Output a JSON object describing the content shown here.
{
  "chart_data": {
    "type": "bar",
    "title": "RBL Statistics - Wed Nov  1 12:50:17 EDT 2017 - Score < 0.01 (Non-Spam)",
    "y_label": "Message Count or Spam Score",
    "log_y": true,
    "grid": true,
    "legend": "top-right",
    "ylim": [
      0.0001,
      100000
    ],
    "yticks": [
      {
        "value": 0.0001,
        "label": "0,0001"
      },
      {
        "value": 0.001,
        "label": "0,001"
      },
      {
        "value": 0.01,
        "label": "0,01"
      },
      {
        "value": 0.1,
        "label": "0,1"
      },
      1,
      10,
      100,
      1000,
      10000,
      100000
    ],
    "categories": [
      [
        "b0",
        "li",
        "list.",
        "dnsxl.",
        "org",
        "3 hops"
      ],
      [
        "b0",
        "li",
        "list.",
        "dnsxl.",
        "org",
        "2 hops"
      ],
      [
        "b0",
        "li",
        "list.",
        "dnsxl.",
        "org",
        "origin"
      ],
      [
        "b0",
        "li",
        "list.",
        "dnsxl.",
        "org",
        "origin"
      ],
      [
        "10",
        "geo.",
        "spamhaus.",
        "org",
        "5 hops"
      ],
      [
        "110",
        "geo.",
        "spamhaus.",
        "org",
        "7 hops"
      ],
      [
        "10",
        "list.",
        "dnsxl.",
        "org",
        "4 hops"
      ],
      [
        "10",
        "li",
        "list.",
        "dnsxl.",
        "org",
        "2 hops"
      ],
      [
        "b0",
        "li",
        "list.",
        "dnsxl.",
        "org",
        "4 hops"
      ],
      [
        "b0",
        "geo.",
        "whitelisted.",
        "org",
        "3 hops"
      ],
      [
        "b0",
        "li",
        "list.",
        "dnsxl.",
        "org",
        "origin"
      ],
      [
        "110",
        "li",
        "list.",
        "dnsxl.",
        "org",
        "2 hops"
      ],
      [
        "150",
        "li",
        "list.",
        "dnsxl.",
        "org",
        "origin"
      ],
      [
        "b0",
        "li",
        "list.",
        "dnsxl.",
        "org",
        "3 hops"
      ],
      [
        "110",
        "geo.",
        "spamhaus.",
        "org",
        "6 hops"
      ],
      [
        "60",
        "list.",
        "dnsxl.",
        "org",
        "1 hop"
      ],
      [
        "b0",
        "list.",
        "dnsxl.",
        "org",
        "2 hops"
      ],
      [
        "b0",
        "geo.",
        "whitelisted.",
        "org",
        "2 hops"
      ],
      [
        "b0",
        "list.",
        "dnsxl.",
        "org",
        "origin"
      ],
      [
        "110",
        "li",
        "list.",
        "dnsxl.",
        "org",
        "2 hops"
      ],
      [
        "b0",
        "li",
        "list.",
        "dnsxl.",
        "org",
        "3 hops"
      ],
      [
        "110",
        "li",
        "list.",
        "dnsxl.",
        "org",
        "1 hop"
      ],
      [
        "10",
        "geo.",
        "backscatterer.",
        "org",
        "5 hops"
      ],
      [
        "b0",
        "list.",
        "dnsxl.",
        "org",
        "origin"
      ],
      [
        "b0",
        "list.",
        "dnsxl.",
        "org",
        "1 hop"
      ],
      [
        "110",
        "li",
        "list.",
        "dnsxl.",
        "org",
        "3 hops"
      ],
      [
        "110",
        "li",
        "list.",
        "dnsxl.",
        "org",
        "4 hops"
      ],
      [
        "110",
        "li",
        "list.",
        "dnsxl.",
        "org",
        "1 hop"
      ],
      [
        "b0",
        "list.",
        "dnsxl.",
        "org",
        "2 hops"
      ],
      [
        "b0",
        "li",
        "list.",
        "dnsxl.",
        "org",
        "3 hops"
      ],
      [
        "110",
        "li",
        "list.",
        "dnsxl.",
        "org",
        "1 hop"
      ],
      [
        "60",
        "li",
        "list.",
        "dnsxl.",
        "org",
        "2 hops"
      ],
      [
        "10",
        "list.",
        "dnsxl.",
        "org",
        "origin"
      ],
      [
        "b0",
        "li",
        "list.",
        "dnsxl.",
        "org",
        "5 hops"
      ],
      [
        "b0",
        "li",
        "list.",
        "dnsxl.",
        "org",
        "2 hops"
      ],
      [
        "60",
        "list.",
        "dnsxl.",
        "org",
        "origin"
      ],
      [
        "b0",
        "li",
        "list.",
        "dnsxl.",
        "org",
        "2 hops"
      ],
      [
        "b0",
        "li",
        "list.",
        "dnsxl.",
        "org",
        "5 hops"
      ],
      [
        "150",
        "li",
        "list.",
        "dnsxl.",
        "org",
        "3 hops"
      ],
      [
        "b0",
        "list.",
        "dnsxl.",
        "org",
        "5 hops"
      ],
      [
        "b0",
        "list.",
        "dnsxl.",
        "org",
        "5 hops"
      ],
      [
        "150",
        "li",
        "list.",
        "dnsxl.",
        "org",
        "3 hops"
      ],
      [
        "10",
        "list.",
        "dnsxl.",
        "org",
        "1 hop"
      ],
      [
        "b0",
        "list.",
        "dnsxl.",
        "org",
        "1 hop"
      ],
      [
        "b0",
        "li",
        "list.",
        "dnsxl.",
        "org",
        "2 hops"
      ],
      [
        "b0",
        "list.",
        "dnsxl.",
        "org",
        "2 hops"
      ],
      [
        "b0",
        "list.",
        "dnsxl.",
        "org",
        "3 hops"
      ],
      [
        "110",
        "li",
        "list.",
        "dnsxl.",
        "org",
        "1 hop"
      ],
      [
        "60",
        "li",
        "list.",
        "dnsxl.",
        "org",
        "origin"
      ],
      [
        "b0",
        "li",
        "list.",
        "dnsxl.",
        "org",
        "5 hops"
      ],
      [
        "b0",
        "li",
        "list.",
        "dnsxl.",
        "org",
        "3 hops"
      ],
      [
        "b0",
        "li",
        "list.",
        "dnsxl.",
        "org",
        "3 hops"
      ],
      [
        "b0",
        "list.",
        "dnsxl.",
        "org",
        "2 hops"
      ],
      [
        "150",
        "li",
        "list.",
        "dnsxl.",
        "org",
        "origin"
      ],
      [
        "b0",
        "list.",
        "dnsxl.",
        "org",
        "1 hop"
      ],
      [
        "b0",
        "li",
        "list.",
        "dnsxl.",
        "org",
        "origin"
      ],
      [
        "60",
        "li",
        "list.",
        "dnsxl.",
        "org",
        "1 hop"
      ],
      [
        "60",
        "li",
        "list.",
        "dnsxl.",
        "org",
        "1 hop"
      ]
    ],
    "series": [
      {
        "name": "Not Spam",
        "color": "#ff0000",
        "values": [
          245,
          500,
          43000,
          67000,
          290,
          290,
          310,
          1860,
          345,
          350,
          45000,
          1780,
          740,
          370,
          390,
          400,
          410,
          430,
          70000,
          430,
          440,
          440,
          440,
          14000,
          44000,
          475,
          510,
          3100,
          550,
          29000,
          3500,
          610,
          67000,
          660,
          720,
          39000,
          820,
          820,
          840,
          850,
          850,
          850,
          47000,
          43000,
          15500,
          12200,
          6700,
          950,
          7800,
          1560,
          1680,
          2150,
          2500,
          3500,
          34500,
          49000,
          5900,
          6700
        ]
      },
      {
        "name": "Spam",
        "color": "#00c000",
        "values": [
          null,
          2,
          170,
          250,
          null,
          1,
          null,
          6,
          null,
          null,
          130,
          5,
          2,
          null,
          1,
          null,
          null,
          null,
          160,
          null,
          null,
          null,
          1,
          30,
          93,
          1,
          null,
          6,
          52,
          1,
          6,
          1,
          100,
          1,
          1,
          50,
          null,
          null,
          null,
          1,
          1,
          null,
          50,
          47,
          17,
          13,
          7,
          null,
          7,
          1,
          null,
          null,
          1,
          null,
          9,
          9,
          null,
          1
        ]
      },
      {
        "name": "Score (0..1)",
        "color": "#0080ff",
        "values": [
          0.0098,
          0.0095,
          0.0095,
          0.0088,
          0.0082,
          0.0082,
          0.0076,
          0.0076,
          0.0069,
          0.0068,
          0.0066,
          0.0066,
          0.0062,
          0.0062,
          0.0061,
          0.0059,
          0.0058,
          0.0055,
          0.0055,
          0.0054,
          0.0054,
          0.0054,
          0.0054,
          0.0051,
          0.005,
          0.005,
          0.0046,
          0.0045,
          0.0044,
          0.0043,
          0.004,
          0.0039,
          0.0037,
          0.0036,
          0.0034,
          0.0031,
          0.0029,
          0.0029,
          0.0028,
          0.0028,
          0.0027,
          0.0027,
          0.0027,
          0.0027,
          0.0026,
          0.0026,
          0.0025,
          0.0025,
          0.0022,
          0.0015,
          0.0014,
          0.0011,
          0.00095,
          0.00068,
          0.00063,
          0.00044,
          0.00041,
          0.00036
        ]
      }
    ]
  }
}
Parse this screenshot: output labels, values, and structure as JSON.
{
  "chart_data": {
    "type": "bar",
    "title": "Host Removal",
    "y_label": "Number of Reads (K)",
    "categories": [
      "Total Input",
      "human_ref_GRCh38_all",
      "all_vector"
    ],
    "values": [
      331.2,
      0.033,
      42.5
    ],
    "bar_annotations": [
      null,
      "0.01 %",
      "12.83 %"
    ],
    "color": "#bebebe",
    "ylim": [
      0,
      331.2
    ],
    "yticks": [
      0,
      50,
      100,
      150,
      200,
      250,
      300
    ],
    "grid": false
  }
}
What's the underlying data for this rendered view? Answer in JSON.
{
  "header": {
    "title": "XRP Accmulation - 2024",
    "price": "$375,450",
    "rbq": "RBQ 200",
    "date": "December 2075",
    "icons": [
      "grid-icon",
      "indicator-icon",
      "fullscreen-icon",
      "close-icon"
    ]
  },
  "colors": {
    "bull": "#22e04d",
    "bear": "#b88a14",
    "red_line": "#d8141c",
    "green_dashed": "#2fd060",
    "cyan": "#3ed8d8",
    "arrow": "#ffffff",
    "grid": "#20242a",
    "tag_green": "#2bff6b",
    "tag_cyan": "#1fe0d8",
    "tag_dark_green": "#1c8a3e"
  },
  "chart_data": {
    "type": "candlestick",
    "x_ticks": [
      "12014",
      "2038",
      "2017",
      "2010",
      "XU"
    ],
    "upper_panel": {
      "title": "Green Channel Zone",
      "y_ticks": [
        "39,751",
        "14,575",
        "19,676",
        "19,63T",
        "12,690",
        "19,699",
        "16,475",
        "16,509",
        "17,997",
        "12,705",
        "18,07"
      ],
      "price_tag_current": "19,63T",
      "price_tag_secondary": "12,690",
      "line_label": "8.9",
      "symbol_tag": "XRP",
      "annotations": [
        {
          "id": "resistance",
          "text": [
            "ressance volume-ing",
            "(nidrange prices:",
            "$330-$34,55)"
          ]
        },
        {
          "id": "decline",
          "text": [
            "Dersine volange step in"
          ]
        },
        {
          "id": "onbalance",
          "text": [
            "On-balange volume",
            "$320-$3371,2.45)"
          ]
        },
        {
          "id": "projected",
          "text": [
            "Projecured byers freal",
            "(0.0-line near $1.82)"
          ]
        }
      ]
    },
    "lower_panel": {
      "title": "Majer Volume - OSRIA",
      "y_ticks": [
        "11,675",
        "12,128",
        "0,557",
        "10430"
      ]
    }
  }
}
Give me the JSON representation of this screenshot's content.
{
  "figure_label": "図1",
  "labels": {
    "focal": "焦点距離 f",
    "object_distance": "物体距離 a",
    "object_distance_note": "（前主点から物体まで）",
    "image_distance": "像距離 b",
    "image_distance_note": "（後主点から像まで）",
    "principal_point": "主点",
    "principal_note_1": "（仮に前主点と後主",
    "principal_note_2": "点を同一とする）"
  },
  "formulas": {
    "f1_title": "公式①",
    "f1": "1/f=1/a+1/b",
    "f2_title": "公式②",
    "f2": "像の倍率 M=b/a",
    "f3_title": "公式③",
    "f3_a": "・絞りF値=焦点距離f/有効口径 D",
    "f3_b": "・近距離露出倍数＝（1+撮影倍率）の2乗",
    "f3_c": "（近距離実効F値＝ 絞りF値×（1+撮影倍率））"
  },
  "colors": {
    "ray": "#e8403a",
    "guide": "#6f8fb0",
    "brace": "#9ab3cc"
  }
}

━━━

Every line that holds the string "grid" should be returned.

# Task solution
    "grid": true,
    "grid": false
      "grid-icon",
    "grid": "#20242a",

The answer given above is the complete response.